→ **PROBLEM TO SOLVE**:
Below are some records; repeat them all exactly, minus the pictures.

→ **Records from a collection of figures**:
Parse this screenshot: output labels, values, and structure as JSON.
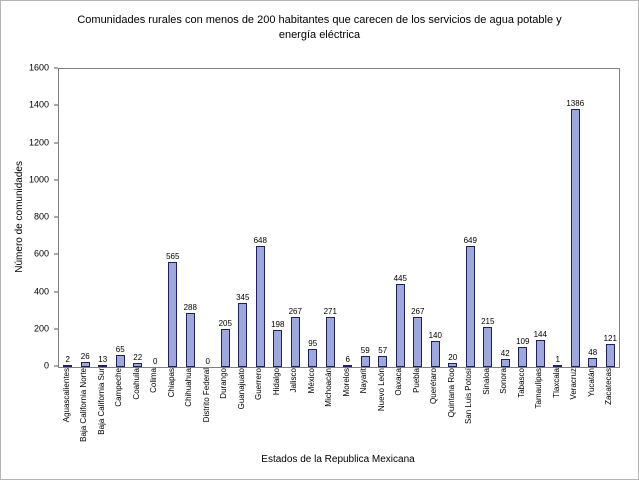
{
  "chart_data": {
    "type": "bar",
    "title": "Comunidades rurales con menos de 200 habitantes que carecen de los servicios de agua potable y energía eléctrica",
    "xlabel": "Estados de la Republica Mexicana",
    "ylabel": "Número de comunidades",
    "ylim": [
      0,
      1600
    ],
    "ytick_step": 200,
    "grid": false,
    "legend": "none",
    "bar_fill": "#9FA8DC",
    "bar_border": "#20205A",
    "categories": [
      "Aguascalientes",
      "Baja California Norte",
      "Baja California Sur",
      "Campeche",
      "Coahuila",
      "Colima",
      "Chiapas",
      "Chihuahua",
      "Distrito Federal",
      "Durango",
      "Guanajuato",
      "Guerrero",
      "Hidalgo",
      "Jalisco",
      "México",
      "Michoacán",
      "Morelos",
      "Nayarit",
      "Nuevo León",
      "Oaxaca",
      "Puebla",
      "Querétaro",
      "Quintana Roo",
      "San Luis Potosí",
      "Sinaloa",
      "Sonora",
      "Tabasco",
      "Tamaulipas",
      "Tlaxcala",
      "Veracruz",
      "Yucatán",
      "Zacatecas"
    ],
    "values": [
      2,
      26,
      13,
      65,
      22,
      0,
      565,
      288,
      0,
      205,
      345,
      648,
      198,
      267,
      95,
      271,
      6,
      59,
      57,
      445,
      267,
      140,
      20,
      649,
      215,
      42,
      109,
      144,
      1,
      1386,
      48,
      121
    ]
  }
}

→ **COMPLETE ANSWER**:
Parse this screenshot: output labels, values, and structure as JSON.
{
  "chart_data": {
    "type": "bar",
    "title": "Comunidades rurales con menos de 200 habitantes que carecen de los servicios de agua potable y energía eléctrica",
    "xlabel": "Estados de la Republica Mexicana",
    "ylabel": "Número de comunidades",
    "ylim": [
      0,
      1600
    ],
    "ytick_step": 200,
    "grid": false,
    "legend": "none",
    "bar_fill": "#9FA8DC",
    "bar_border": "#20205A",
    "categories": [
      "Aguascalientes",
      "Baja California Norte",
      "Baja California Sur",
      "Campeche",
      "Coahuila",
      "Colima",
      "Chiapas",
      "Chihuahua",
      "Distrito Federal",
      "Durango",
      "Guanajuato",
      "Guerrero",
      "Hidalgo",
      "Jalisco",
      "México",
      "Michoacán",
      "Morelos",
      "Nayarit",
      "Nuevo León",
      "Oaxaca",
      "Puebla",
      "Querétaro",
      "Quintana Roo",
      "San Luis Potosí",
      "Sinaloa",
      "Sonora",
      "Tabasco",
      "Tamaulipas",
      "Tlaxcala",
      "Veracruz",
      "Yucatán",
      "Zacatecas"
    ],
    "values": [
      2,
      26,
      13,
      65,
      22,
      0,
      565,
      288,
      0,
      205,
      345,
      648,
      198,
      267,
      95,
      271,
      6,
      59,
      57,
      445,
      267,
      140,
      20,
      649,
      215,
      42,
      109,
      144,
      1,
      1386,
      48,
      121
    ]
  }
}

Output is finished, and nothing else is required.